▶ **EXERCISE BRIEF**:
Copy all lines below containing "Agreement".

▶ **STORED RECORDS**:
⁂

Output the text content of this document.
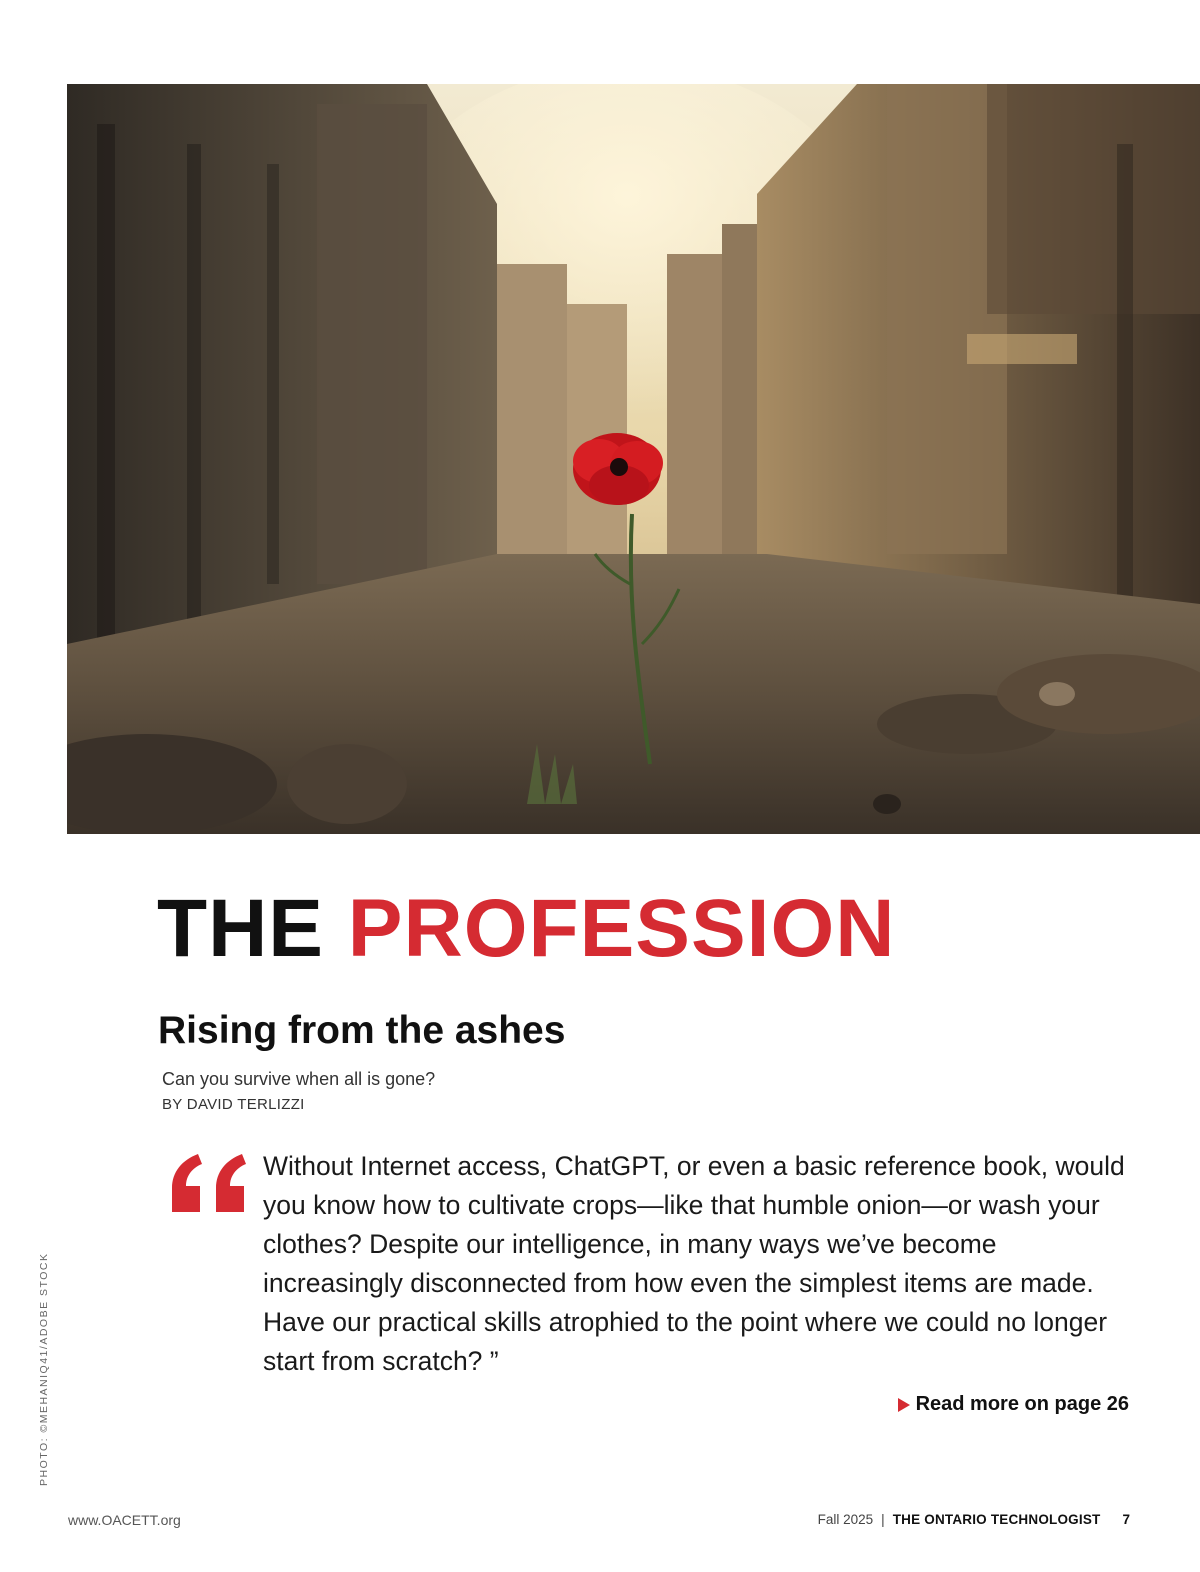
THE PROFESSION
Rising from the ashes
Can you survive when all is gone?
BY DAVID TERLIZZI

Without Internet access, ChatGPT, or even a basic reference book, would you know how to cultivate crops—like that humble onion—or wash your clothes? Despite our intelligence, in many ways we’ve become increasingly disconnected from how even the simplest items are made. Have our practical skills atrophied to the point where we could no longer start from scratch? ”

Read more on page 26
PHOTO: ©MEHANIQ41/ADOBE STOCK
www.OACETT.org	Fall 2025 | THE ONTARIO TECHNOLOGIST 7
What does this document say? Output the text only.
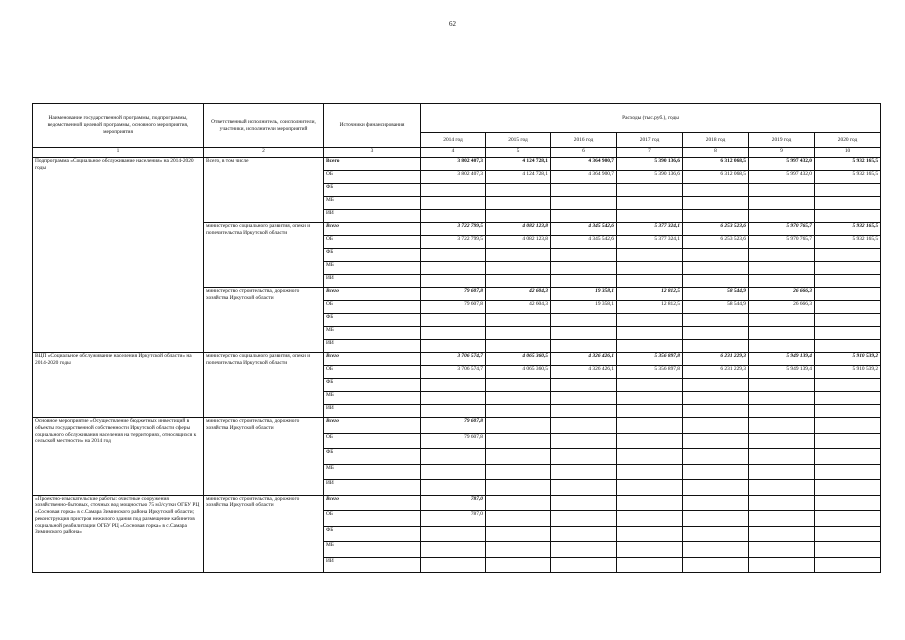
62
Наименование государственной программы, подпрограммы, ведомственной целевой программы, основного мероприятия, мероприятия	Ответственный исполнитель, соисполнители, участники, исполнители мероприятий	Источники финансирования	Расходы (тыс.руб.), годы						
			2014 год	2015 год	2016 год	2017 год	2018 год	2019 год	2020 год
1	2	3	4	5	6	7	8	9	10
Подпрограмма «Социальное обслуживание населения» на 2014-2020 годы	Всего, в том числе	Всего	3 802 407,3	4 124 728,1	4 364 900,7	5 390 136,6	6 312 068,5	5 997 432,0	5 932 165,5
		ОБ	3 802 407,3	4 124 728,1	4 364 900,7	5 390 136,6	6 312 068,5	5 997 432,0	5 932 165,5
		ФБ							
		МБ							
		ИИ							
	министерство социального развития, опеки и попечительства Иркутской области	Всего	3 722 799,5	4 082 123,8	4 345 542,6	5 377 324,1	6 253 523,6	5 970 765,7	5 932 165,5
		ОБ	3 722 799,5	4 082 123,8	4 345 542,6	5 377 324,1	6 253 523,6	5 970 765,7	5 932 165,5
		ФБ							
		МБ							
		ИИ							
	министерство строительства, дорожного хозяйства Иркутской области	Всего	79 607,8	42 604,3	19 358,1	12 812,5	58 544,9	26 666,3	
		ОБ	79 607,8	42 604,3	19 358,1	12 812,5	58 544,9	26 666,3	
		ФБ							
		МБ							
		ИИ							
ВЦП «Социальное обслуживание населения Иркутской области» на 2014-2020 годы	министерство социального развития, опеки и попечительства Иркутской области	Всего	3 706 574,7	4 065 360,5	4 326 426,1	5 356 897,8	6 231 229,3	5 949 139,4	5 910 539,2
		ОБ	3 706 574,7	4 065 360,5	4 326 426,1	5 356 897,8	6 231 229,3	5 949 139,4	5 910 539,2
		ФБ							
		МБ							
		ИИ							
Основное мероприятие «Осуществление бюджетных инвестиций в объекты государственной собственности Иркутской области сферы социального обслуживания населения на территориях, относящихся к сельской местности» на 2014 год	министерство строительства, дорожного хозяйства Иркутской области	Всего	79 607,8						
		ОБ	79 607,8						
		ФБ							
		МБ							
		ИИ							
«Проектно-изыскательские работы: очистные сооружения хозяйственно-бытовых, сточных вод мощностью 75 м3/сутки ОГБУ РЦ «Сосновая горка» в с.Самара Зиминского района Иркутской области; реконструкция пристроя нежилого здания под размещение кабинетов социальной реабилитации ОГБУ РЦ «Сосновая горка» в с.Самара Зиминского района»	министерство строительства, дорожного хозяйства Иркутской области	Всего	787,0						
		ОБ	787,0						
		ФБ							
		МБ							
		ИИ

⁂

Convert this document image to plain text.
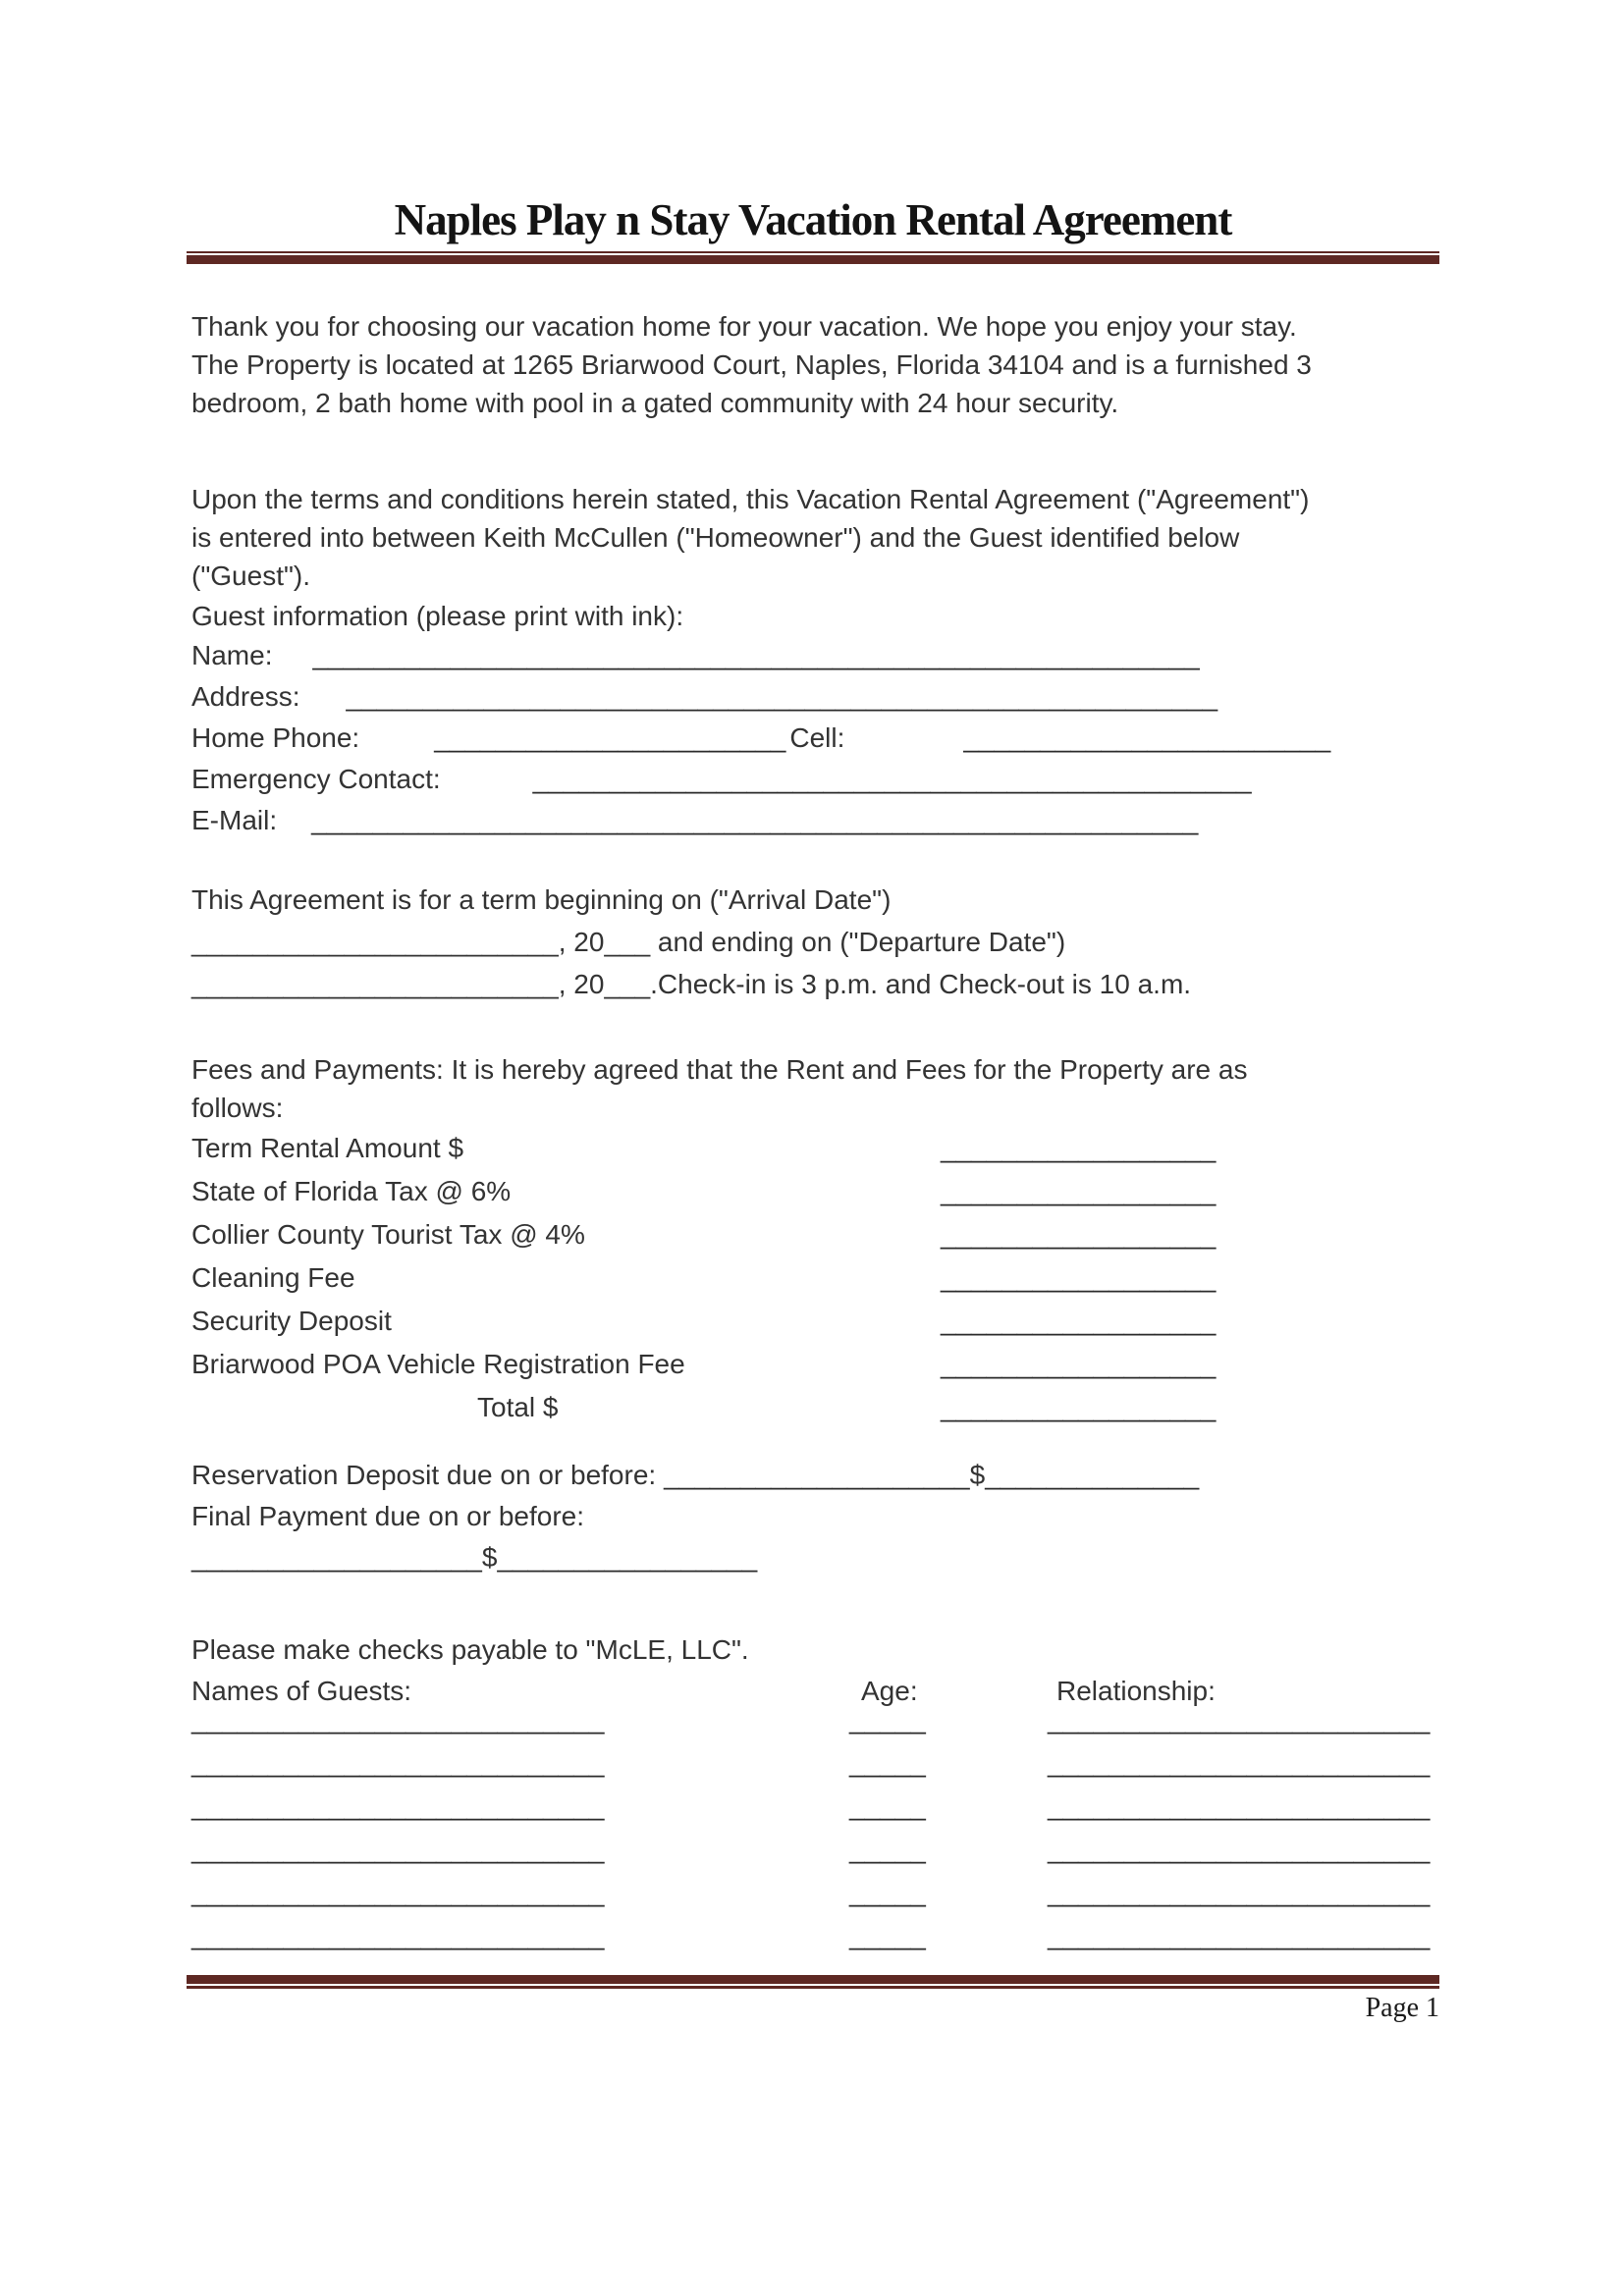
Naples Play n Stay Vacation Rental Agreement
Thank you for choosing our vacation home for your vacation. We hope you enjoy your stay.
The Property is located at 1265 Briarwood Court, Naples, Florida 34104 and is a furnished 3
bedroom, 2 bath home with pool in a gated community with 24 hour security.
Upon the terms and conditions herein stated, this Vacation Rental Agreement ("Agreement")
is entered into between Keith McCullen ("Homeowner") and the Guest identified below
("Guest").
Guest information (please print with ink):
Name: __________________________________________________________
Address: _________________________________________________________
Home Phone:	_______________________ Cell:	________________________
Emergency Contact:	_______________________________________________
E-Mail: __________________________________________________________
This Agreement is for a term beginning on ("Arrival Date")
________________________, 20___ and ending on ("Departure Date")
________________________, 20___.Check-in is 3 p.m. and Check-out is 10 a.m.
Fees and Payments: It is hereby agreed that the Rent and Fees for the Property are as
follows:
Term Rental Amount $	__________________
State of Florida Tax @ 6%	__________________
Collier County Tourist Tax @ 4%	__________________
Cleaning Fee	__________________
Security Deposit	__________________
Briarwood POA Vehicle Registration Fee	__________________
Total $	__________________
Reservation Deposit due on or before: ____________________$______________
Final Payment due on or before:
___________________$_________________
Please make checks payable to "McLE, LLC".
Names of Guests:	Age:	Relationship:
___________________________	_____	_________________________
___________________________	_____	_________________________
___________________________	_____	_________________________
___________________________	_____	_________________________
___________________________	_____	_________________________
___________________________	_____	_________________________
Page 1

⁂

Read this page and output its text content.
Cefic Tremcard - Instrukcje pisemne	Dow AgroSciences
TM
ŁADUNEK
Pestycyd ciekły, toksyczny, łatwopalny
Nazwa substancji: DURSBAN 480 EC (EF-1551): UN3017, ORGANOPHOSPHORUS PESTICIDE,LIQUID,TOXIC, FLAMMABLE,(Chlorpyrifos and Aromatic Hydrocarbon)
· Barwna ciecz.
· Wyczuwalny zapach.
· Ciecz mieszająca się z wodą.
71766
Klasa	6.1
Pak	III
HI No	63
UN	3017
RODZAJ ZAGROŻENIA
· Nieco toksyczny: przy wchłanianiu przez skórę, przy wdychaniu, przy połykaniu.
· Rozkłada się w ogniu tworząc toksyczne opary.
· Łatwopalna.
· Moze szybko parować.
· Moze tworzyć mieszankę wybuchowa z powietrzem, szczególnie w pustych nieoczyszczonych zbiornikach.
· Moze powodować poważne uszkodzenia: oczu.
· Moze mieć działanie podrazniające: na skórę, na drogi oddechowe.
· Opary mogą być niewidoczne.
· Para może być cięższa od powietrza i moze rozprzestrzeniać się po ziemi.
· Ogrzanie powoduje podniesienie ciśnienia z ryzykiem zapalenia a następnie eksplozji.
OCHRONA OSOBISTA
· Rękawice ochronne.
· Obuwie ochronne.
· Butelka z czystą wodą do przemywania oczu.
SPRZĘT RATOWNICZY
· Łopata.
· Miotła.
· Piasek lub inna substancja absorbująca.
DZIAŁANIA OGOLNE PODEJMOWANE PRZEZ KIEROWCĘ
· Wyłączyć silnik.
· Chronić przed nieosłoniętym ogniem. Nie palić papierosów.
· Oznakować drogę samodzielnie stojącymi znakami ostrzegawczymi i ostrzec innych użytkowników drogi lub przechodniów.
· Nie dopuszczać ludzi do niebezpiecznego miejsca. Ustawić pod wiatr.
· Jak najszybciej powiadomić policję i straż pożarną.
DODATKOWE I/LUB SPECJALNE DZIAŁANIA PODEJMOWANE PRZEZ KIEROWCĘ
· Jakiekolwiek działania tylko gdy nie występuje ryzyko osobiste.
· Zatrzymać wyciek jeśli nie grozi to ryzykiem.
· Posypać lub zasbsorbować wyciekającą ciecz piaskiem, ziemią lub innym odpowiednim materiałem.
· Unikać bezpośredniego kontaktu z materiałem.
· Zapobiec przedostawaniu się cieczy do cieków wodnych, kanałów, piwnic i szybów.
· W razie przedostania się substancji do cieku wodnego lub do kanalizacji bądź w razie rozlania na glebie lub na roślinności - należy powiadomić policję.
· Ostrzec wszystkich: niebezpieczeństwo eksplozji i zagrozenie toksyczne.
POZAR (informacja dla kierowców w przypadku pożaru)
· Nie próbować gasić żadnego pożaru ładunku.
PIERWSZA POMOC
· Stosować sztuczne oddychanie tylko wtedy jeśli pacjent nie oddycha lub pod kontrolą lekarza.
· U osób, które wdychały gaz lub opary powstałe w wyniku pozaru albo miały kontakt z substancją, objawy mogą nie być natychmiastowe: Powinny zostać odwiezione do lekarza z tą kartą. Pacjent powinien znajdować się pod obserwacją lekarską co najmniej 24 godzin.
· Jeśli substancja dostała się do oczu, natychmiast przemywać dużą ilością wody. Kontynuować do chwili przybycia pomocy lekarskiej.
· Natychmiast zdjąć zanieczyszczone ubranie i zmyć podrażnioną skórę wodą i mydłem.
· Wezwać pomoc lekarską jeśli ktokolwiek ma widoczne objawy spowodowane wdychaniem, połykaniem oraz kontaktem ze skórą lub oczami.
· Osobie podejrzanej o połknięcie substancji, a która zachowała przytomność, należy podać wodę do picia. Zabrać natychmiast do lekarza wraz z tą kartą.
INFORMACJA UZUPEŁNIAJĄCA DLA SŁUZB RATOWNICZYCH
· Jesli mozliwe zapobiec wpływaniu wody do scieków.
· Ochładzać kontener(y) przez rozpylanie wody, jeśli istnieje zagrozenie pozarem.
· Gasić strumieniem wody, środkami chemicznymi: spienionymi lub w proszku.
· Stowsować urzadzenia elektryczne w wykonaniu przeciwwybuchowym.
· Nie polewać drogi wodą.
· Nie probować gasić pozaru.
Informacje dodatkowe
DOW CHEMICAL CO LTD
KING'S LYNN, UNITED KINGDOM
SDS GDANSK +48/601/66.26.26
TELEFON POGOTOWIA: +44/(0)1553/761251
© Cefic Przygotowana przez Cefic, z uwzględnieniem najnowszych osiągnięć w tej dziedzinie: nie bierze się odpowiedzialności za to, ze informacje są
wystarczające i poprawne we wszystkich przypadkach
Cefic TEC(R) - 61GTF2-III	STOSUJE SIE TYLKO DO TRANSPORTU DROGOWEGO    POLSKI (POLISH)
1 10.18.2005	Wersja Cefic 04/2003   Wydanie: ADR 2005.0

⁂

▶ **RESPONSE**:
Naples Play n Stay Vacation Rental Agreement
Upon the terms and conditions herein stated, this Vacation Rental Agreement ("Agreement")
This Agreement is for a term beginning on ("Arrival Date")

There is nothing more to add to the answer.